Good evening, I have 2 functions and each of them accepts as argument a pointer to char:
char pointer[255];
func1(char* pointer)
{
...
memcpy(pointer,some_char,strlen(something));
return;
}
func2(char* pointer)
{
...
if (pointer==someother_char) exit(0); //FAILs
//also I have
if(pointer==someother_pointer2char); // FAILs
}
Now I've tried strstr,strcmp etc... doesn't work. Wanted to try memcmp but I don't have static len. As I have to compare char* to char and char* to char* I would be needing two solutions right?
So, how to compare these pointers (actually pointees) in shortest possible way?
Thanks.
E D I T
Thanks to wallacer and Code Monkey now for char* to char comparison I use following:
func1(char* ptr){
char someother_char[255];
char *ptr_char = NULL; //I have to strcmp a few values so this is why I initialize it first
...
ptr_char = someother_char;
if (strcmp(ptr,ptr_char) == 0) //gtfo and it does...
...
ptr_char = some2nd;
if(strcmp...
Any suggestions maybe... (hmm external function for comparing?)
Suggestion1(by Code Monkey)
#include <stdio.h>
int main(void) {
char tempchar[255];
tempchar[0] = 'a';
tempchar[1] = 'b';
tempchar[2] = '\0';
char *ptr_char;
ptr_char = &tempchar[0];
printf("%s", ptr_char);
return 0;
}
You need to use strcmp. Not seeing how you tried to use it, this is how you should use it:
char *someother_char = "a";
char *pointer = "a";
if (strcmp(pointer, someother_char) == 0) { // match!
}
else { // not matched
}
to then do the comparison with a char, you have to promote to a char*:
char *someother_char1;
char test = 'a';
char *pointer = "a";
strncpy((char*)test,someother_char1,sizeof(test));
if (strcmp(pointer, someother_char1) == 0) { // match!
}
else { // not matched
}
if you want to use the char array then you have to de-reference:
char char_array[255];
// don't forget to fill your array
// and add a null-terminating char somewhere, such as char_array[255] = '\0';
char *ptr_somechar = &char_array[0];
char *pointer = "a";
if (strcmp(pointer, ptr_somechar) == 0) { // match!
} else { // not matched
}
Well right off the bat, if you want to compare the pointees, you need to dereference them. This means to compare the actual char value, you'll have to call
if (*pointer == someother_char)

[Work order]: Revise the pointer-comparison thread by writing out everything from "So, how to compare" down to "function for comparing?)", with "ptr_char" changed to "cmp_ptr" each time it occurs. The data that come next have nothing to do with the pointer-comparison thread.

[Data under study]:
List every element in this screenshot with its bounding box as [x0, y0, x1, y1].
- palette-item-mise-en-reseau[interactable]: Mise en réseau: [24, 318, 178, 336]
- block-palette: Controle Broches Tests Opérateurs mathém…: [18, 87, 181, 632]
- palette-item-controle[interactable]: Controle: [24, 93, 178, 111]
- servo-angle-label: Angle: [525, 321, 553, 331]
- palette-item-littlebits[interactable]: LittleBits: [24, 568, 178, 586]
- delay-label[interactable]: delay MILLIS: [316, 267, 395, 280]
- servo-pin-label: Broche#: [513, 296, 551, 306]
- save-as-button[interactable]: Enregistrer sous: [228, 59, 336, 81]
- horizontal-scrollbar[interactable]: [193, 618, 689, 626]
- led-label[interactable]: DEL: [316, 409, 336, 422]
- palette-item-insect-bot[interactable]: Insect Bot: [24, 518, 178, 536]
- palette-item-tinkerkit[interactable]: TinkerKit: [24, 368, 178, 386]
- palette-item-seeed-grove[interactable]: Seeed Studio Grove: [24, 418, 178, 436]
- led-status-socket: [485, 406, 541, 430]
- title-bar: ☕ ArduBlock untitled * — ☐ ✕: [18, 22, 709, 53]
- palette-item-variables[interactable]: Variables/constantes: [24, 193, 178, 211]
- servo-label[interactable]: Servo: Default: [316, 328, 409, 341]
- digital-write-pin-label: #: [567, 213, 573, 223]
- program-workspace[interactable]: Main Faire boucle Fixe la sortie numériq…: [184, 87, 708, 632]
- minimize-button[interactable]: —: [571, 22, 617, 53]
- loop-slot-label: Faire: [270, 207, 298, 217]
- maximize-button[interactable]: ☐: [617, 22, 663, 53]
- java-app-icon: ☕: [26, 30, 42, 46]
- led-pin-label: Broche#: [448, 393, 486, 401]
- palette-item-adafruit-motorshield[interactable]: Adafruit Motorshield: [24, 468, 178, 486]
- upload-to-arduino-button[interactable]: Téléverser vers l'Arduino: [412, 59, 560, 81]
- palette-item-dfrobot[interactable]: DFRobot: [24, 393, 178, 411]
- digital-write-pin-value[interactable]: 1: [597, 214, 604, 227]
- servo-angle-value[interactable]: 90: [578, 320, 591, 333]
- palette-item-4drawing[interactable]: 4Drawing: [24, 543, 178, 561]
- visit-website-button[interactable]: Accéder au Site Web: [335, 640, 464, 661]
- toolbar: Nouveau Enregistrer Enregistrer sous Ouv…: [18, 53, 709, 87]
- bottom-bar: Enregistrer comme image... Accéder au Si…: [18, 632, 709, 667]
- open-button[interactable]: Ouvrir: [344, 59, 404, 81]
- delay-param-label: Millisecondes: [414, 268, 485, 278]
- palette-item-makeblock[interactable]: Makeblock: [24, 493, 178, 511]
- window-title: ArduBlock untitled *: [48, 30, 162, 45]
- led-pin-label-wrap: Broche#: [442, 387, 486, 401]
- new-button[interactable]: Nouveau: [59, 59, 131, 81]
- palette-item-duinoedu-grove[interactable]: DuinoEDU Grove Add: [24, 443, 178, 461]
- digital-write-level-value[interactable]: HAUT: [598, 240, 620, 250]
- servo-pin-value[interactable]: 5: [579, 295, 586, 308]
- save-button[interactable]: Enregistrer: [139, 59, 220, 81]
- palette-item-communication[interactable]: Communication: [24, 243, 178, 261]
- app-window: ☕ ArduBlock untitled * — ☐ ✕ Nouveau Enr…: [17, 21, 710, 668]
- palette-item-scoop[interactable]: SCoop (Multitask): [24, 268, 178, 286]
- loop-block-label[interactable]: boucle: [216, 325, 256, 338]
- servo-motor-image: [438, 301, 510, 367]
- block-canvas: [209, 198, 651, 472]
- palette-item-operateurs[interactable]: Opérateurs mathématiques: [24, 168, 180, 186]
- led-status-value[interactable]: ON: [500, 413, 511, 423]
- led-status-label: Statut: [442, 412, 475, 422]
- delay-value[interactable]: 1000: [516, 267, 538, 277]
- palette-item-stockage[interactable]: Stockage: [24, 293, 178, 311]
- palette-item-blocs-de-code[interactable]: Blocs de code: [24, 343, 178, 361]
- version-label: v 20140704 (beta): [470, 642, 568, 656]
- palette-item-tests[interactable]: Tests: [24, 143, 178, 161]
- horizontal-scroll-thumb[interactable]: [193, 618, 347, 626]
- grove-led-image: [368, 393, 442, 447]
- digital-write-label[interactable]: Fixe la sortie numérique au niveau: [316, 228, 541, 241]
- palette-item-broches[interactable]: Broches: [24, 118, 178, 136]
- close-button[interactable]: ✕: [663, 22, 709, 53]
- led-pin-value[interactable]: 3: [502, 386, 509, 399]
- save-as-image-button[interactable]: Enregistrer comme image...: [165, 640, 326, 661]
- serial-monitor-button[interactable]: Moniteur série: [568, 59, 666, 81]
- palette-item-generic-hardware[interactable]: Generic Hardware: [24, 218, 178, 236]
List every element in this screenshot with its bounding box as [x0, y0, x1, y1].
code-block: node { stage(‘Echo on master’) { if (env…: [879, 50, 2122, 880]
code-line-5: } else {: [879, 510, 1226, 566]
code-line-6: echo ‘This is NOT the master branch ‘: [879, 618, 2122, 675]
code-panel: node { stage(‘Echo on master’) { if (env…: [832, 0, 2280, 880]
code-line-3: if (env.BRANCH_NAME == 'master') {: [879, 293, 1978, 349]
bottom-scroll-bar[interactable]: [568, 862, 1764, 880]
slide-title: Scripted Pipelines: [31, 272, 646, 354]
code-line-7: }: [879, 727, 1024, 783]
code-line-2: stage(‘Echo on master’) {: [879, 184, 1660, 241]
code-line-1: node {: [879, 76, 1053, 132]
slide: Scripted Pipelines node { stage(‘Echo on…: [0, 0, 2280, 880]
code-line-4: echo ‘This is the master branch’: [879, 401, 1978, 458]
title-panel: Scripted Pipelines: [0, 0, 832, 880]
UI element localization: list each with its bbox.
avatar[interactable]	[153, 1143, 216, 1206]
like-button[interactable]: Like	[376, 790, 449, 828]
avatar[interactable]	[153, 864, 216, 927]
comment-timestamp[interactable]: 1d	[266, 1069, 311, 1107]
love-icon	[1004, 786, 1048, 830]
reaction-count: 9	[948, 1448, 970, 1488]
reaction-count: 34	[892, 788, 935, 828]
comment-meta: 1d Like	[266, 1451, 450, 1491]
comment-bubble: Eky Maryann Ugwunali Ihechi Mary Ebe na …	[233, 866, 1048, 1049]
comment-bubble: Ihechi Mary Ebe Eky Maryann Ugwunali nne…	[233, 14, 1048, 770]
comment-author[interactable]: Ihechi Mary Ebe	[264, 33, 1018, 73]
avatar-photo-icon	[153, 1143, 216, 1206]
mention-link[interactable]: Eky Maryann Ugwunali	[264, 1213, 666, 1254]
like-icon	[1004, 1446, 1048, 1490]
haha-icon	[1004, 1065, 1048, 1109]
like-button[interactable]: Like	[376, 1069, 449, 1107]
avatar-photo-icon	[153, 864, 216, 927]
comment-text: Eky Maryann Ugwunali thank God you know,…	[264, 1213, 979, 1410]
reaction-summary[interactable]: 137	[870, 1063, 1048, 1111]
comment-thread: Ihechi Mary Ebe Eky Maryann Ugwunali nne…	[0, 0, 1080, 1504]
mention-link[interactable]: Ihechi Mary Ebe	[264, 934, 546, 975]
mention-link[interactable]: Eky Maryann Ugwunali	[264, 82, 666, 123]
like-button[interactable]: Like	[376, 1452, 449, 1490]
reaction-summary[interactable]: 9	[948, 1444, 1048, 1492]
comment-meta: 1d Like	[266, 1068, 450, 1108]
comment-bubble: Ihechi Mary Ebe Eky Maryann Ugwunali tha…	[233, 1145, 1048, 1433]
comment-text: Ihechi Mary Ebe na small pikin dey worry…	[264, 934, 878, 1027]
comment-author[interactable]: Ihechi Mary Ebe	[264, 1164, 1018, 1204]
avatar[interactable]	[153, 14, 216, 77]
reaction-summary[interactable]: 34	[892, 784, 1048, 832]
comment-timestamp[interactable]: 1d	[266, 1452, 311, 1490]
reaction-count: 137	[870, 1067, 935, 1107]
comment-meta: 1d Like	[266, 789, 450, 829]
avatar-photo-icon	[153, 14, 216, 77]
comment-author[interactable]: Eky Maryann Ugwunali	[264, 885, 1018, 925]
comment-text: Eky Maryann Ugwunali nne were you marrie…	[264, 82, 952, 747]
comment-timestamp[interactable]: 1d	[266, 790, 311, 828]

[Result of this exercise]:
So, how to compare these pointers (actually pointees) in shortest possible way?
Thanks.
E D I T
Thanks to wallacer and Code Monkey now for char* to char comparison I use following:
func1(char* ptr){
char someother_char[255];
char *cmp_ptr = NULL; //I have to strcmp a few values so this is why I initialize it first
...
cmp_ptr = someother_char;
if (strcmp(ptr,cmp_ptr) == 0) //gtfo and it does...
...
cmp_ptr = some2nd;
if(strcmp...
Any suggestions maybe... (hmm external function for comparing?)